Prompt
Say how many lines of the entries below include "gene", giving nothing but that number.
##### Task material #####
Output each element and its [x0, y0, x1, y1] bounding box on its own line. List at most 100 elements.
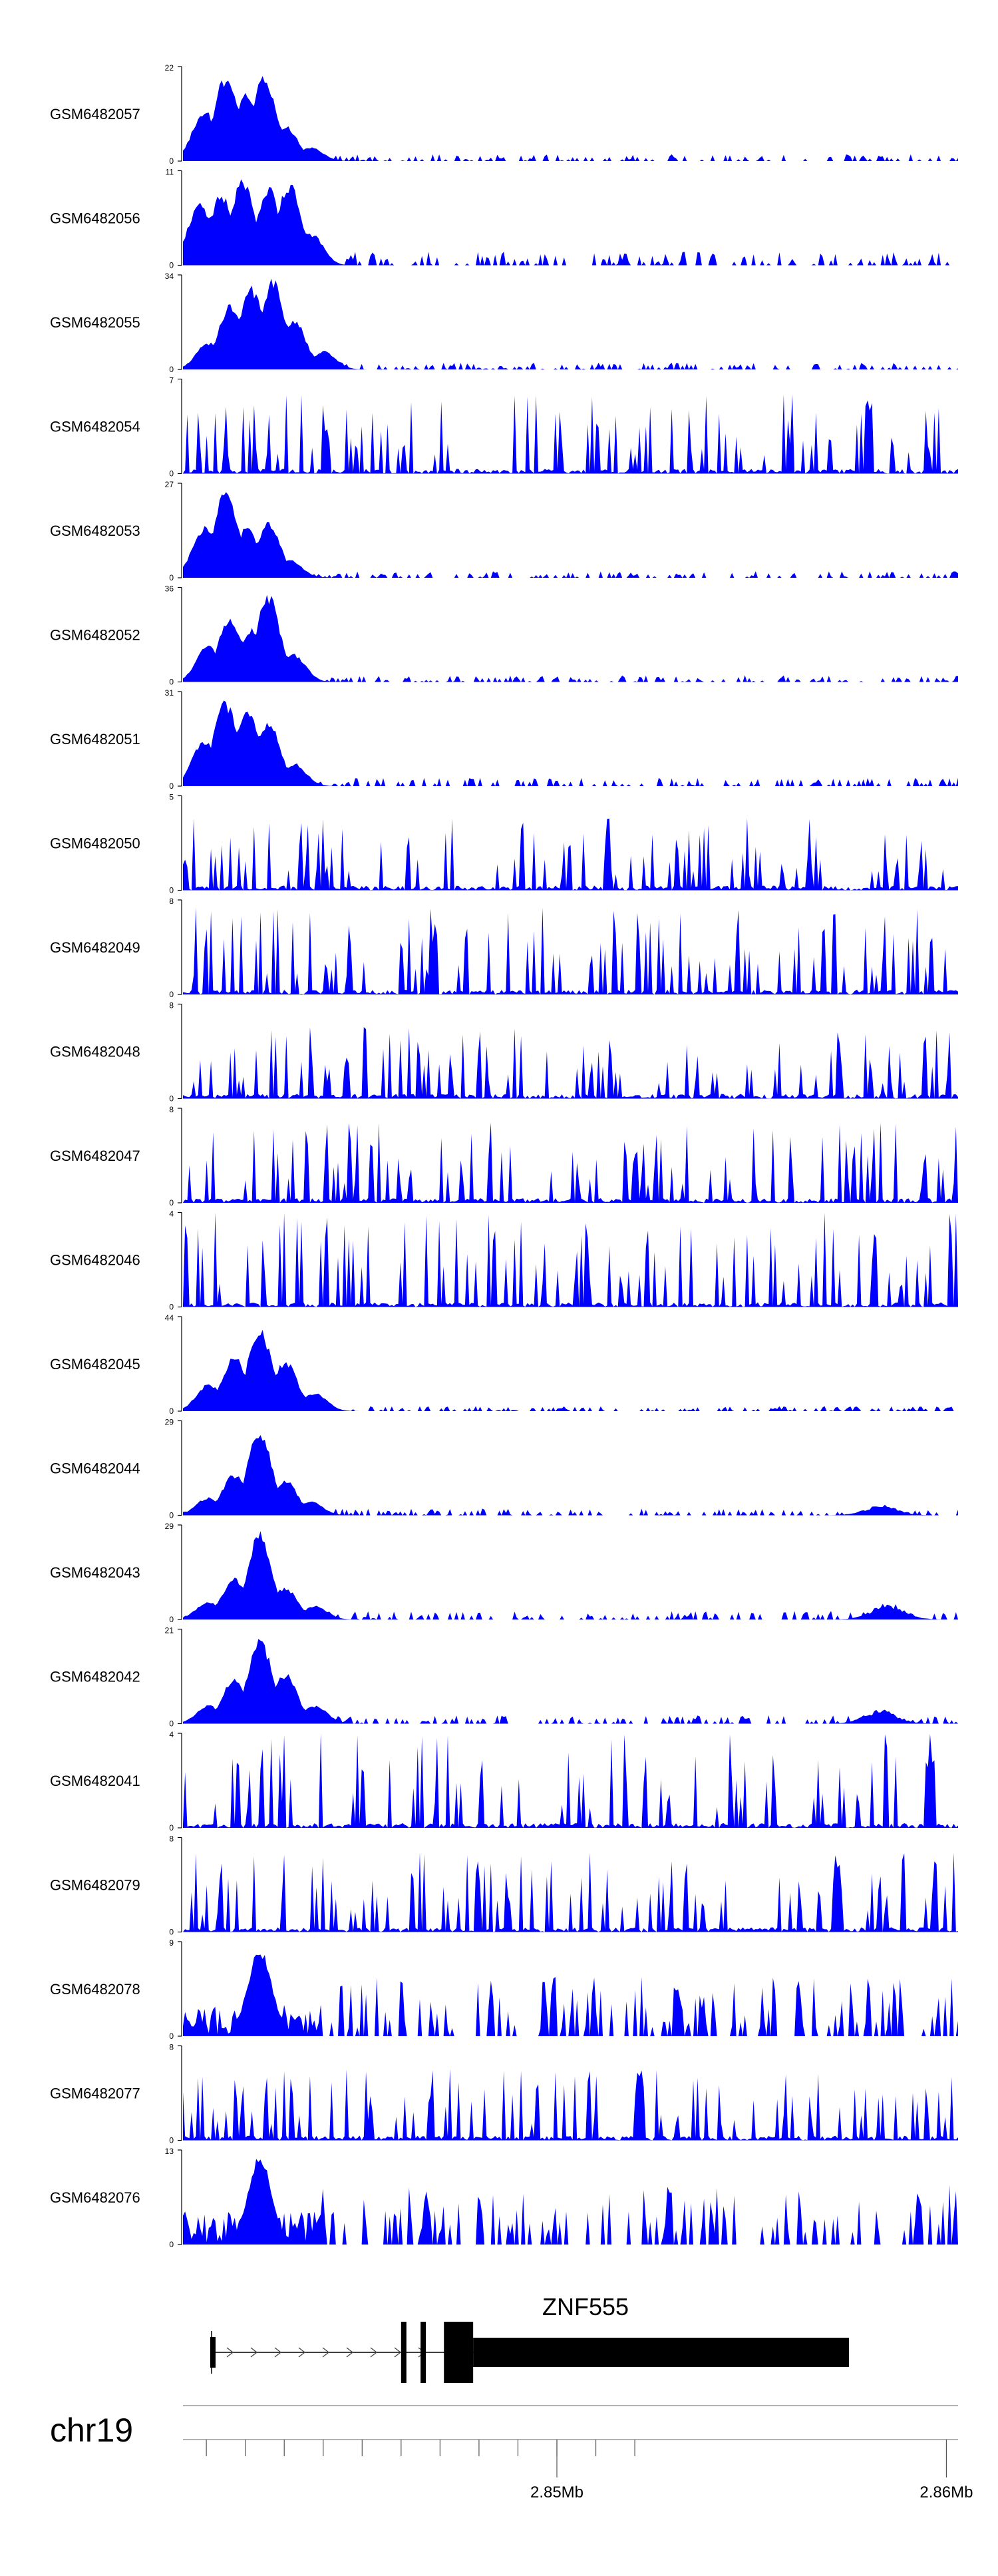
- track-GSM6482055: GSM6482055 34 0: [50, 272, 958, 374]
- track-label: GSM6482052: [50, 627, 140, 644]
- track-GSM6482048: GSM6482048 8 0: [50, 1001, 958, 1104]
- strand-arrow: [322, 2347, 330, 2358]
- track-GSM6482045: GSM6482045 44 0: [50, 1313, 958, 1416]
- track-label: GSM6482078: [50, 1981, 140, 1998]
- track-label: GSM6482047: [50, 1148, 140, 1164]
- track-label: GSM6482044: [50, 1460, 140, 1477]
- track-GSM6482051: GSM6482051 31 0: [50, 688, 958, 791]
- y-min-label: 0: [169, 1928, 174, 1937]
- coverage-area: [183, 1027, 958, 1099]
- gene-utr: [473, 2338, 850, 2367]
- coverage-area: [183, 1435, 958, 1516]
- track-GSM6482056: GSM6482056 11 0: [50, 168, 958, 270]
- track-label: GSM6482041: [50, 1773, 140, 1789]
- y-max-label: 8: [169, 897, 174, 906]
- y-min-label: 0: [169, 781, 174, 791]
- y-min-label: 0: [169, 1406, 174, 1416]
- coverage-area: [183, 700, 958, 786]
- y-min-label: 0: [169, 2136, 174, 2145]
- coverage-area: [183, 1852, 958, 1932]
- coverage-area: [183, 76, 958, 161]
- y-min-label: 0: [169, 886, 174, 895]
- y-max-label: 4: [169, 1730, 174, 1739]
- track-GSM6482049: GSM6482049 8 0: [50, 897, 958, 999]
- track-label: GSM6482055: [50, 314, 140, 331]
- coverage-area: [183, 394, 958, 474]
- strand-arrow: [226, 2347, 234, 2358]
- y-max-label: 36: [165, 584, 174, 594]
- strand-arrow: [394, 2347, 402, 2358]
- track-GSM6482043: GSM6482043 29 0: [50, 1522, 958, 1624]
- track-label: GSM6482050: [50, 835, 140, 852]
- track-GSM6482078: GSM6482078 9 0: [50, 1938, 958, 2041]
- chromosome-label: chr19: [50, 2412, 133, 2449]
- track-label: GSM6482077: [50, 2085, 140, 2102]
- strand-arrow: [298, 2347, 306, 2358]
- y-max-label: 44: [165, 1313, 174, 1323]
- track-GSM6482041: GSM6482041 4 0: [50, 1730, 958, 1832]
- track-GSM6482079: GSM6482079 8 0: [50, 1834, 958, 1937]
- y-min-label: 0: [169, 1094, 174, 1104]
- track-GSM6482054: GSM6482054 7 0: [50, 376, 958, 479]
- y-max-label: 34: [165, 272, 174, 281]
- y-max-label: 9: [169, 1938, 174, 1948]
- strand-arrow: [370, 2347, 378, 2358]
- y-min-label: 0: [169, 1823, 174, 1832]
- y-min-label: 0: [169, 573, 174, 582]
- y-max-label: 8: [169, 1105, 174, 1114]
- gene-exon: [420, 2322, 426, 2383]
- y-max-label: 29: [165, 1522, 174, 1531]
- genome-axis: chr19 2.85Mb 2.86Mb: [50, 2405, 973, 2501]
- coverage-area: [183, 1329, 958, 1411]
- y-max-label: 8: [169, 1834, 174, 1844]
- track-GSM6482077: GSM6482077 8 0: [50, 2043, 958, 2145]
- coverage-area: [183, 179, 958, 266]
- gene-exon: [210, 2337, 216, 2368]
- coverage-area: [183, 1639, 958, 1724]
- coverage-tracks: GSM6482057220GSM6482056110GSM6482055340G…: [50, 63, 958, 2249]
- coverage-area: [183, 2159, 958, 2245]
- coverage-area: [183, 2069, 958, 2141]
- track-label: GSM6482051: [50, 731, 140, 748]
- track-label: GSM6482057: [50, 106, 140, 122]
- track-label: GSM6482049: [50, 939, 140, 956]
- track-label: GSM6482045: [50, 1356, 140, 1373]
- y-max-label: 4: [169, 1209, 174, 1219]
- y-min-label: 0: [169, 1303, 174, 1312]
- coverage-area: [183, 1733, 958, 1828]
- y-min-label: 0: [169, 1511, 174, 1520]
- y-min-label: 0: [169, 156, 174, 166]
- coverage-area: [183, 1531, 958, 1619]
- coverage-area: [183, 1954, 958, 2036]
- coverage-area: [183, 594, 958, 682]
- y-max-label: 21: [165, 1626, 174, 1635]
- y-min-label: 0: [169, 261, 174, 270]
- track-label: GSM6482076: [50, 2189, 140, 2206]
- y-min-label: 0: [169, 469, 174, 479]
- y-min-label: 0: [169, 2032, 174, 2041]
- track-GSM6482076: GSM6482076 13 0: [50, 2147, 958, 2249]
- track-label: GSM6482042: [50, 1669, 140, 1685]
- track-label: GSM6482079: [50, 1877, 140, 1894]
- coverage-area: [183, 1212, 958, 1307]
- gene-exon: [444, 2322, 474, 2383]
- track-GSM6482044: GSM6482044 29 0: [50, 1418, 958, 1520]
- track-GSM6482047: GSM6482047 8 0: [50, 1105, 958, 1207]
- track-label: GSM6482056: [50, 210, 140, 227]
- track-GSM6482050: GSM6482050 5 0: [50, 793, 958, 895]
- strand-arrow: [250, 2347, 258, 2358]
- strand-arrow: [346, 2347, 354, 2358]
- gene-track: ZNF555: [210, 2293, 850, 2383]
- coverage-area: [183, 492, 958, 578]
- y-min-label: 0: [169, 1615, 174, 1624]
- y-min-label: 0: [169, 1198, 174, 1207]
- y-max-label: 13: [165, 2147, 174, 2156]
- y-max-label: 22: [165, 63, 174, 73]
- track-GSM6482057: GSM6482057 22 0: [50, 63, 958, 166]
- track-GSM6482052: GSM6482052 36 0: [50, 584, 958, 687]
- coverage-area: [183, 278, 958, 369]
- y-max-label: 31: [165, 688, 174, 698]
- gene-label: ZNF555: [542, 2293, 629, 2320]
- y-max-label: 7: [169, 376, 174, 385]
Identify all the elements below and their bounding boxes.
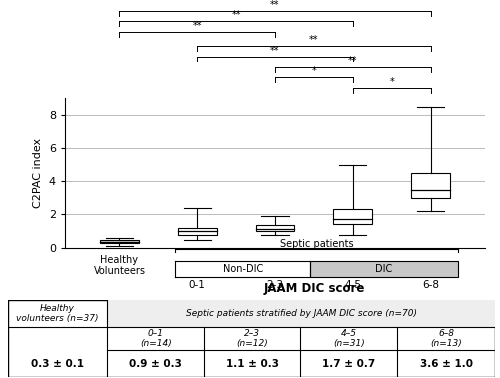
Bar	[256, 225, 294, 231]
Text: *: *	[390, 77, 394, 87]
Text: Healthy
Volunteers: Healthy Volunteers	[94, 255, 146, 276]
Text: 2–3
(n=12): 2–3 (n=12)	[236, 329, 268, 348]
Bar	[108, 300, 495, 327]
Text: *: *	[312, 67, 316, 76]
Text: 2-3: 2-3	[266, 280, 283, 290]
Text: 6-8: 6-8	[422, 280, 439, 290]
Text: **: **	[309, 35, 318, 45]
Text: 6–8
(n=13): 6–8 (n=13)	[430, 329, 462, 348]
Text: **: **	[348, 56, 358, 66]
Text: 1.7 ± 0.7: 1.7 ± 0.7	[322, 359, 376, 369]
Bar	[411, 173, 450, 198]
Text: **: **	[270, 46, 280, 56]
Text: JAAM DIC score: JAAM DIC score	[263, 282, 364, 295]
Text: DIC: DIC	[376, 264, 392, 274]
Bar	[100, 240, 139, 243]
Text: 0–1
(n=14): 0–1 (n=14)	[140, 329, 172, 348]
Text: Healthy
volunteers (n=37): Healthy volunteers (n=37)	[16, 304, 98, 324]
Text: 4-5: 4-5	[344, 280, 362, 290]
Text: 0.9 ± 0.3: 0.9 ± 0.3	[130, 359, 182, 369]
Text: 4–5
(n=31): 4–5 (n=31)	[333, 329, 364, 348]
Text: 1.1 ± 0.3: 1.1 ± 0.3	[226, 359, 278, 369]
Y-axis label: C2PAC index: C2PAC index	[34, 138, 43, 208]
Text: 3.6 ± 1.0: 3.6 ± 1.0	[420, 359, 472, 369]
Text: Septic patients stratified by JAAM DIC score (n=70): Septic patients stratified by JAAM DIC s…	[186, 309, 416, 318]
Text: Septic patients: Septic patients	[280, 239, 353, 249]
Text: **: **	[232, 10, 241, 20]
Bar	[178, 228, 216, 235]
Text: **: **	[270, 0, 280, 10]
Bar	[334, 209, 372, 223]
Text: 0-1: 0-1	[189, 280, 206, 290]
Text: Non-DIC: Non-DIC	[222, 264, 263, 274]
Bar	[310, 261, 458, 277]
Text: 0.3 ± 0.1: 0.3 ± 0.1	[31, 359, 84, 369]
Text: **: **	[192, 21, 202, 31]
#####
Response area
6